The request >>
Using the records below, locate all lines containing "plant" and return them.

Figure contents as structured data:
## Begin

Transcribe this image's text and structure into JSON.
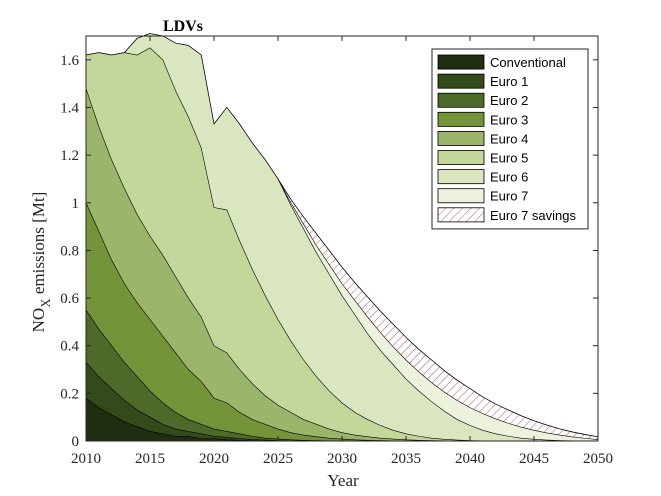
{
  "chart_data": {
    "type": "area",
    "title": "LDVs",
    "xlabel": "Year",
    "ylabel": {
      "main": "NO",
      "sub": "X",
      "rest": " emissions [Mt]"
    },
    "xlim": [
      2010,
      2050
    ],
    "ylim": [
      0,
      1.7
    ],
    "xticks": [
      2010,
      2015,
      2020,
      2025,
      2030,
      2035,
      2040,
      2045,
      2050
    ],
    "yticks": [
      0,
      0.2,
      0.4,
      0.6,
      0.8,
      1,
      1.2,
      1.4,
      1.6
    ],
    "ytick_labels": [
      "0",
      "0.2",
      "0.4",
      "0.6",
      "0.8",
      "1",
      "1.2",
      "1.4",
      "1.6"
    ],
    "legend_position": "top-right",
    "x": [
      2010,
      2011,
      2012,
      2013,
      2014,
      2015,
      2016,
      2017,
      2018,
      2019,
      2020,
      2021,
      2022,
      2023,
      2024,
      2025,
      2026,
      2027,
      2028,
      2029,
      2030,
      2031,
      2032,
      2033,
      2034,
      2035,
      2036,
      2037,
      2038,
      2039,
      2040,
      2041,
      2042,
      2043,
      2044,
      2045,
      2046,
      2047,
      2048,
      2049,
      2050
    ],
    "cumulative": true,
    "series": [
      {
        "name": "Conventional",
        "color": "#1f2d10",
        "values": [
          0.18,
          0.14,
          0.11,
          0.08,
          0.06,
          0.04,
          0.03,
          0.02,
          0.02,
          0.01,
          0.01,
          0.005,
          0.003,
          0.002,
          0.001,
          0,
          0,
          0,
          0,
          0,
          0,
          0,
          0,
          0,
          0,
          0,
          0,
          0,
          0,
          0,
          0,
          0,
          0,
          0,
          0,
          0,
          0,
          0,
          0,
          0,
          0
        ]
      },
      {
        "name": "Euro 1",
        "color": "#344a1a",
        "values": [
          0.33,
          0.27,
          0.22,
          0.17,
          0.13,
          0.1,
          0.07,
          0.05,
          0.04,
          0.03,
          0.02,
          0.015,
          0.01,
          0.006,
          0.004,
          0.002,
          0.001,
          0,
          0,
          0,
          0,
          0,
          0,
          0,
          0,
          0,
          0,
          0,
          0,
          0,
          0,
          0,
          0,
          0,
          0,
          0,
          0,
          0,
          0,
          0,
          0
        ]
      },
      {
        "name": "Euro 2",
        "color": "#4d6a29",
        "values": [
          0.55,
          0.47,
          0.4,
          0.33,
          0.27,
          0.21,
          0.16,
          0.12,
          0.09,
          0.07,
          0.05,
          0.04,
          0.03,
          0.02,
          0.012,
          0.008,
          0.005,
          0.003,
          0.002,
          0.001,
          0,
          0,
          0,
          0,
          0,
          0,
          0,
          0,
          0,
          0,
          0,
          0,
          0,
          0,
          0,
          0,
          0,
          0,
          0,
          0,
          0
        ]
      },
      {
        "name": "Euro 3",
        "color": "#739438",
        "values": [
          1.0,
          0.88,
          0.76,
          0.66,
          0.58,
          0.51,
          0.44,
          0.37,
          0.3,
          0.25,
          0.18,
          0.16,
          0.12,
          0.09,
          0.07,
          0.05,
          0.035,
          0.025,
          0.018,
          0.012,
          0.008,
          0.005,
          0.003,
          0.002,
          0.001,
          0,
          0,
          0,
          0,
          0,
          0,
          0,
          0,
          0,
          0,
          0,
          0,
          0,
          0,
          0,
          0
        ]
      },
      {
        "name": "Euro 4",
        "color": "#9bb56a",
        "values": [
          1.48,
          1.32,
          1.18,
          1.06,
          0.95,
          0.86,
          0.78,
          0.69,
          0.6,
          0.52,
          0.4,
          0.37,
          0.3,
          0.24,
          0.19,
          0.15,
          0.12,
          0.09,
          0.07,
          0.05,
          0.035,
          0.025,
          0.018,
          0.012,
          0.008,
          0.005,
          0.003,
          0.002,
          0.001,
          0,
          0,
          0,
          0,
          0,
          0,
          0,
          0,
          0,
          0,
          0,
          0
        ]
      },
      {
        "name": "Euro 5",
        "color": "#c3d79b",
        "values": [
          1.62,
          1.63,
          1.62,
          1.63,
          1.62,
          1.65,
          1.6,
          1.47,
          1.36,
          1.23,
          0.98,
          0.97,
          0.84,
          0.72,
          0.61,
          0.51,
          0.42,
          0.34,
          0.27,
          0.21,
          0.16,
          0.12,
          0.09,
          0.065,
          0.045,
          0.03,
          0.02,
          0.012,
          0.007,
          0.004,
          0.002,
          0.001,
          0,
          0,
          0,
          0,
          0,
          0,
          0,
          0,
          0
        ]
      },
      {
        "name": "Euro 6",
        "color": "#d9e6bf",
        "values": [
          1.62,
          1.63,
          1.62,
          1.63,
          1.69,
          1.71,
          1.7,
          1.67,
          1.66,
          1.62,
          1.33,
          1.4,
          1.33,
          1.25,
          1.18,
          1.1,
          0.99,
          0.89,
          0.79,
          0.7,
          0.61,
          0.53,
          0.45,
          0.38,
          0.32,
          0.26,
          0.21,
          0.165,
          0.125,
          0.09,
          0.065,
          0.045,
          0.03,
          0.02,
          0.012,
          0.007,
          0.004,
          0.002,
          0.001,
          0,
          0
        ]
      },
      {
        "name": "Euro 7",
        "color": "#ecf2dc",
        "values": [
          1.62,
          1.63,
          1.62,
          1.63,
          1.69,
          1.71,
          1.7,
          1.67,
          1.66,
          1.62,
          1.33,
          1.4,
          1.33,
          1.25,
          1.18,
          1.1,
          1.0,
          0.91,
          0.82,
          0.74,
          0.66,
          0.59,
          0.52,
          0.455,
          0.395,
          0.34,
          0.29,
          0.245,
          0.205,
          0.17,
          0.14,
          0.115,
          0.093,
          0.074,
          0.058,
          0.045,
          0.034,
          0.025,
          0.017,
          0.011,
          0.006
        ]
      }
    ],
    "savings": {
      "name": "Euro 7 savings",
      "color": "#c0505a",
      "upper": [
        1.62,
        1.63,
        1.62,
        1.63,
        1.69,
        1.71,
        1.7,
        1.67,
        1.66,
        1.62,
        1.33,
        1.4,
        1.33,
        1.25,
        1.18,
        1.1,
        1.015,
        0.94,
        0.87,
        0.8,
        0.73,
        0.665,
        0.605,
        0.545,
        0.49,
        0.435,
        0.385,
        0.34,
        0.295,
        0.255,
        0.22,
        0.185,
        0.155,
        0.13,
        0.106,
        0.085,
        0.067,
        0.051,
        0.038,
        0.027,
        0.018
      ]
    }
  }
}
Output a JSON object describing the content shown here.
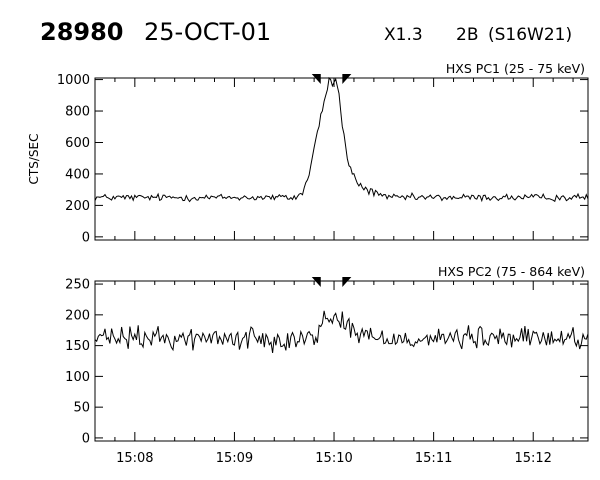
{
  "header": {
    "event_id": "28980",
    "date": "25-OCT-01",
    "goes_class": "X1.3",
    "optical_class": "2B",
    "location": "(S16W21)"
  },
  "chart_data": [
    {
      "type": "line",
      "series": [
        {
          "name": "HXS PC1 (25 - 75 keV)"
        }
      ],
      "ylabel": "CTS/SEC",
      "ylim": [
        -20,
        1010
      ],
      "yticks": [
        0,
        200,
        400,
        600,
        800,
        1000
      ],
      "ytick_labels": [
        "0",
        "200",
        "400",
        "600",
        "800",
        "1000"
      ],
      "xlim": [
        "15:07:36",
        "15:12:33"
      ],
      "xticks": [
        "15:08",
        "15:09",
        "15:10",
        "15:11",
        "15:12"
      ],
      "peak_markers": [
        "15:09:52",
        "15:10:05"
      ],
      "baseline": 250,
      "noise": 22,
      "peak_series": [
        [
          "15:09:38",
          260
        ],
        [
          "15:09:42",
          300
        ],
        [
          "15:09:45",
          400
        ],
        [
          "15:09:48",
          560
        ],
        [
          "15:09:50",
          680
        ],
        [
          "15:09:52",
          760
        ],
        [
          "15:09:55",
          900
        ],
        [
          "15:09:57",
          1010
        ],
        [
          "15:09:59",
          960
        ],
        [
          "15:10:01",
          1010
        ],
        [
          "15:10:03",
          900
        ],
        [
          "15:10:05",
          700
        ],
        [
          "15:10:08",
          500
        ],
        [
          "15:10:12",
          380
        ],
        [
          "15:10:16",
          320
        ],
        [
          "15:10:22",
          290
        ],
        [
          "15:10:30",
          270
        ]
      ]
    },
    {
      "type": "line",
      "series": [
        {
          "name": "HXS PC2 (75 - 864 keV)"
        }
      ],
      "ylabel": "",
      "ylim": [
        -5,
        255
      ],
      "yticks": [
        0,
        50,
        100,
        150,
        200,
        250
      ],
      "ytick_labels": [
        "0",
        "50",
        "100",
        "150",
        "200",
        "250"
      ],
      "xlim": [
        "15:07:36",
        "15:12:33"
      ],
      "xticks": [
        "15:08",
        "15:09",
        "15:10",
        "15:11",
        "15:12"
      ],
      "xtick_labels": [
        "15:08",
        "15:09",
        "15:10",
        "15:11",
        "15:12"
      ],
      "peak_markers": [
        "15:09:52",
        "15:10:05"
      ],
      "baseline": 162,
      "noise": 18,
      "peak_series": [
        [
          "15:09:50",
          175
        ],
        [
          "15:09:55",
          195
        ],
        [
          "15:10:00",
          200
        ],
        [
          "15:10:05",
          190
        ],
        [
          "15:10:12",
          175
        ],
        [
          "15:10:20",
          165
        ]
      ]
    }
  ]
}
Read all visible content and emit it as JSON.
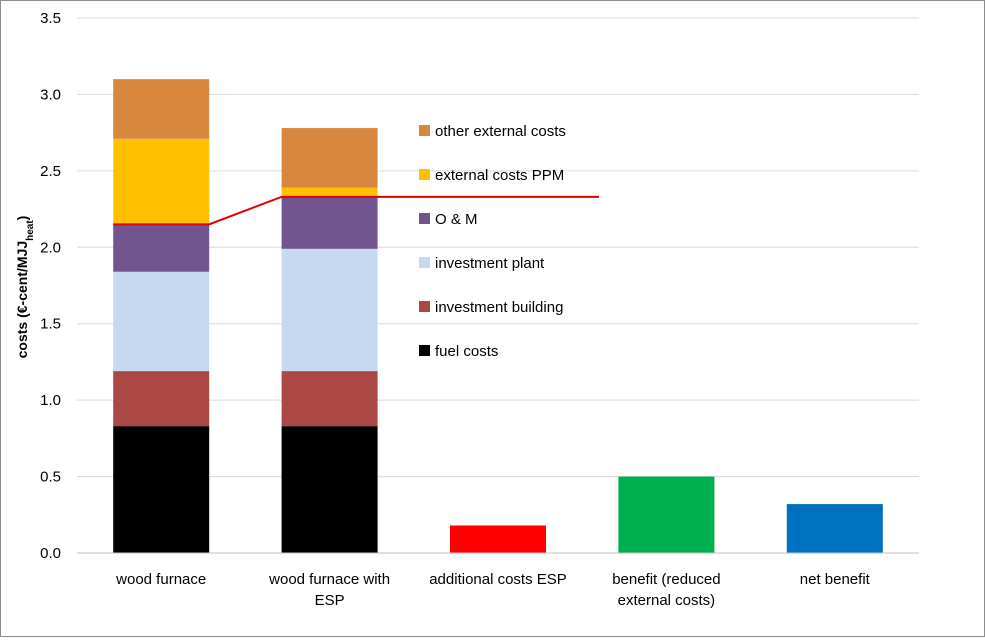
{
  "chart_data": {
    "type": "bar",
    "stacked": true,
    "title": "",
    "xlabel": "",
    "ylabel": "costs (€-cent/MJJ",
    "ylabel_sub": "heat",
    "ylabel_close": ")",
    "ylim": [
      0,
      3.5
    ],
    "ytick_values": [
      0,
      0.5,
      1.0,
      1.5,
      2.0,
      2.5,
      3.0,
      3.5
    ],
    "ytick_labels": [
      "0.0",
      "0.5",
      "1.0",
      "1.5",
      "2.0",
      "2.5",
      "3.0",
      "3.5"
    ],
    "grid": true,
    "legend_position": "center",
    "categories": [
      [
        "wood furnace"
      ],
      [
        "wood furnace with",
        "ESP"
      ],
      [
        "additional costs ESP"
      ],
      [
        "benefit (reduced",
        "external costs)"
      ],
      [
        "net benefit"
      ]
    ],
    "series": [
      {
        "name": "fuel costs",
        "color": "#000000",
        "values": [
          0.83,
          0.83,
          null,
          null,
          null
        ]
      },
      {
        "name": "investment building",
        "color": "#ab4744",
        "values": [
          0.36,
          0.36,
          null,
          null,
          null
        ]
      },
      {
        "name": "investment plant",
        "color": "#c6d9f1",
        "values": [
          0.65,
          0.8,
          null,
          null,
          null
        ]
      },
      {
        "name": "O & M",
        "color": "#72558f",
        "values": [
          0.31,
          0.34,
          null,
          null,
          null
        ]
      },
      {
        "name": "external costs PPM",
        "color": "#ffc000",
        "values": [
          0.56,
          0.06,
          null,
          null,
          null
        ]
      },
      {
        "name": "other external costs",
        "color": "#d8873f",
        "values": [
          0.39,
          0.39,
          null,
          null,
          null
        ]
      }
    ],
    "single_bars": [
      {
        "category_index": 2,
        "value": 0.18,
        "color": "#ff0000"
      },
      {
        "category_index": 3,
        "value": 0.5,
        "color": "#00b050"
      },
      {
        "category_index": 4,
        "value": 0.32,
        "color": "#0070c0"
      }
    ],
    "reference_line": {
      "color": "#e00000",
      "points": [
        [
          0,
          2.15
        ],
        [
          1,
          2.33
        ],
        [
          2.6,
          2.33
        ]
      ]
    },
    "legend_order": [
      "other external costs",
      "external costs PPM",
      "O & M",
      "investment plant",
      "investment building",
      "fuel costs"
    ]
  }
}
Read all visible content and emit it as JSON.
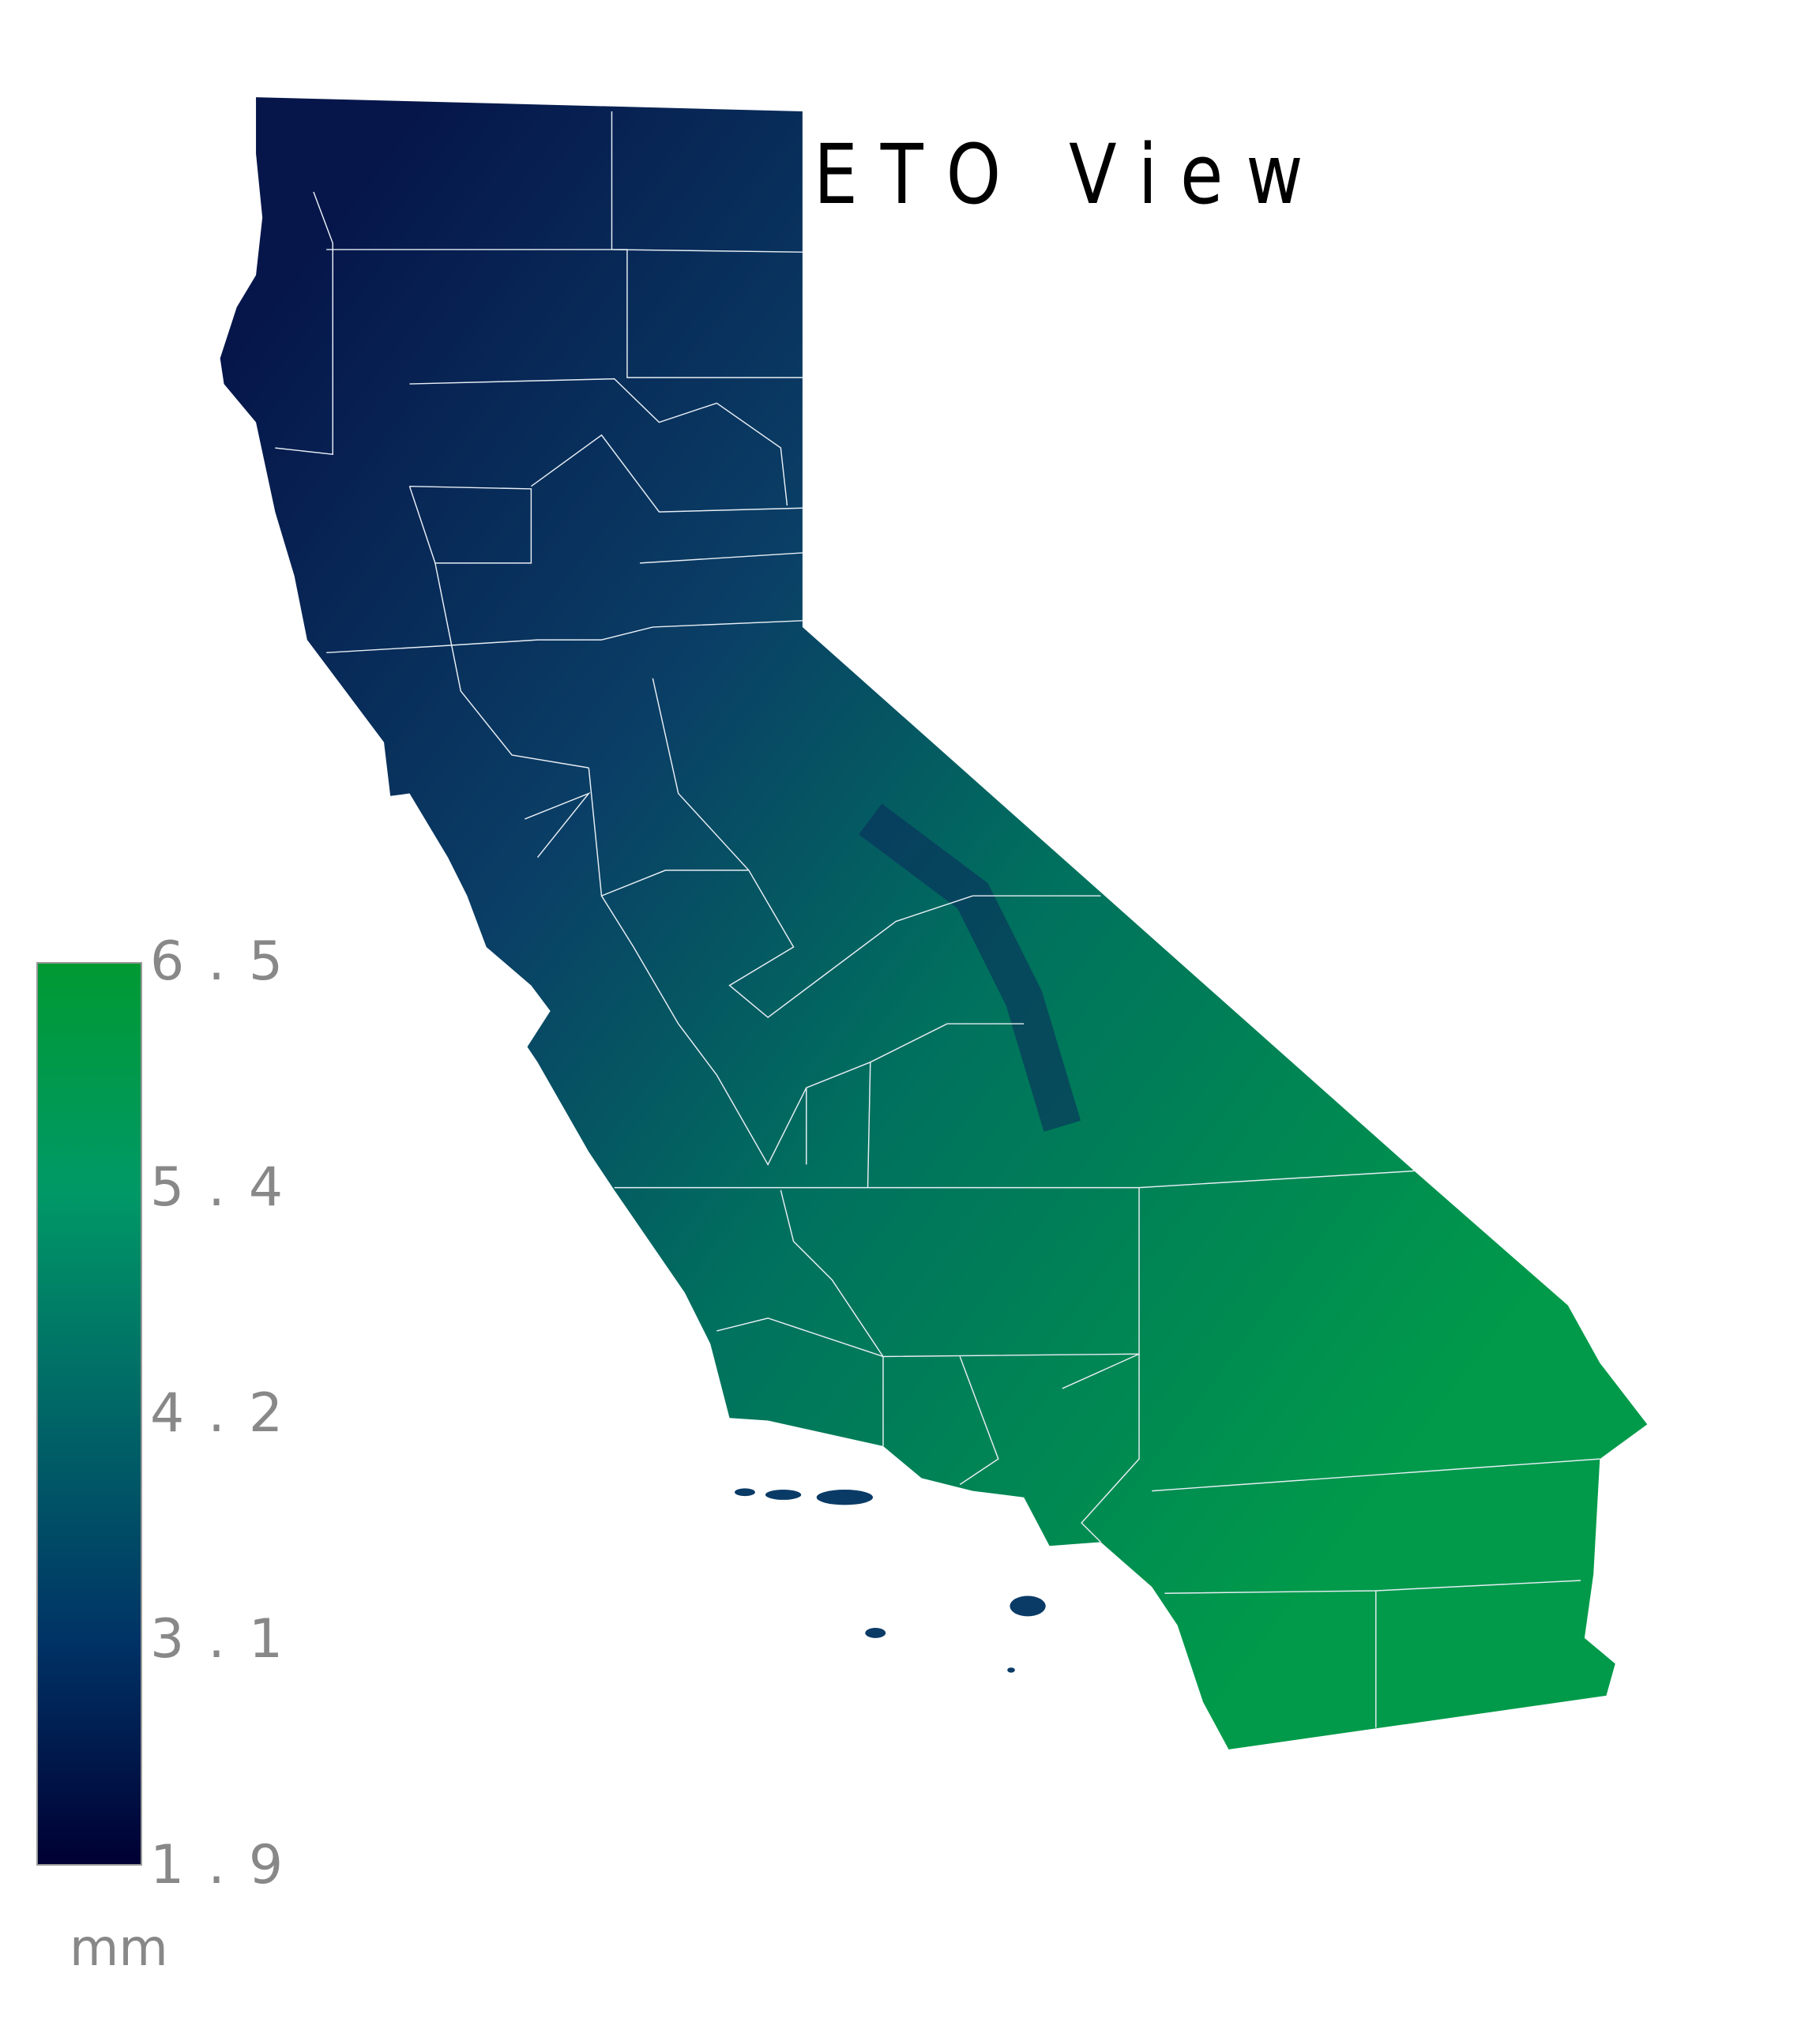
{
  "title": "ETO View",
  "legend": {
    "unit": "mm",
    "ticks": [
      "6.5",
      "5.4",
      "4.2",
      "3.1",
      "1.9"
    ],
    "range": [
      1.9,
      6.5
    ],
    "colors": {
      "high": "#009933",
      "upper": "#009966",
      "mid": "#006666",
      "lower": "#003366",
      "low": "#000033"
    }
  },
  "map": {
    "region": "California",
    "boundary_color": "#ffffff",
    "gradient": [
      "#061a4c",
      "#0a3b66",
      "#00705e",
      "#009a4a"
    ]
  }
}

## End

Solution >>
        "name": "investment plant",
      "investment plant",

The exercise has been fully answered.